◆ **EXERCISE AIM**
Please print every record below exactly as it appears.

Collected data:

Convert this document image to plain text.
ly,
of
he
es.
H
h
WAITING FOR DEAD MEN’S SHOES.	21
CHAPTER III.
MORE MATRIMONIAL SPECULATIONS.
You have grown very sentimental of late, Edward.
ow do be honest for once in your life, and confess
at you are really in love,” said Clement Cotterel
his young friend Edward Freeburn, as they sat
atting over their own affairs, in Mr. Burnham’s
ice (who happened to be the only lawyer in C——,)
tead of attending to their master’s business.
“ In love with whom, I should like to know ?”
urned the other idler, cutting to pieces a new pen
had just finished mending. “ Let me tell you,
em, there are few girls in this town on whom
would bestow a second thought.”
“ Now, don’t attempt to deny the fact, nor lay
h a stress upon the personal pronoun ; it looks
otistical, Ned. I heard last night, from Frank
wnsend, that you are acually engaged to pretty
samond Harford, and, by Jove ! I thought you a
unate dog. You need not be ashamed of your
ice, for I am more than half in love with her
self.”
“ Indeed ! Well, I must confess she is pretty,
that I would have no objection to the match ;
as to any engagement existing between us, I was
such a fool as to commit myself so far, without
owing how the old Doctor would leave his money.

◆ **CORRECT ANSWER**
Convert this document image to plain text.
ly,
of
he
es.
H
h
WAITING FOR DEAD MEN’S SHOES.	21
CHAPTER III.
MORE MATRIMONIAL SPECULATIONS.
You have grown very sentimental of late, Edward.
ow do be honest for once in your life, and confess
at you are really in love,” said Clement Cotterel
his young friend Edward Freeburn, as they sat
atting over their own affairs, in Mr. Burnham’s
ice (who happened to be the only lawyer in C——,)
tead of attending to their master’s business.
“ In love with whom, I should like to know ?”
urned the other idler, cutting to pieces a new pen
had just finished mending. “ Let me tell you,
em, there are few girls in this town on whom
would bestow a second thought.”
“ Now, don’t attempt to deny the fact, nor lay
h a stress upon the personal pronoun ; it looks
otistical, Ned. I heard last night, from Frank
wnsend, that you are acually engaged to pretty
samond Harford, and, by Jove ! I thought you a
unate dog. You need not be ashamed of your
ice, for I am more than half in love with her
self.”
“ Indeed ! Well, I must confess she is pretty,
that I would have no objection to the match ;
as to any engagement existing between us, I was
such a fool as to commit myself so far, without
owing how the old Doctor would leave his money.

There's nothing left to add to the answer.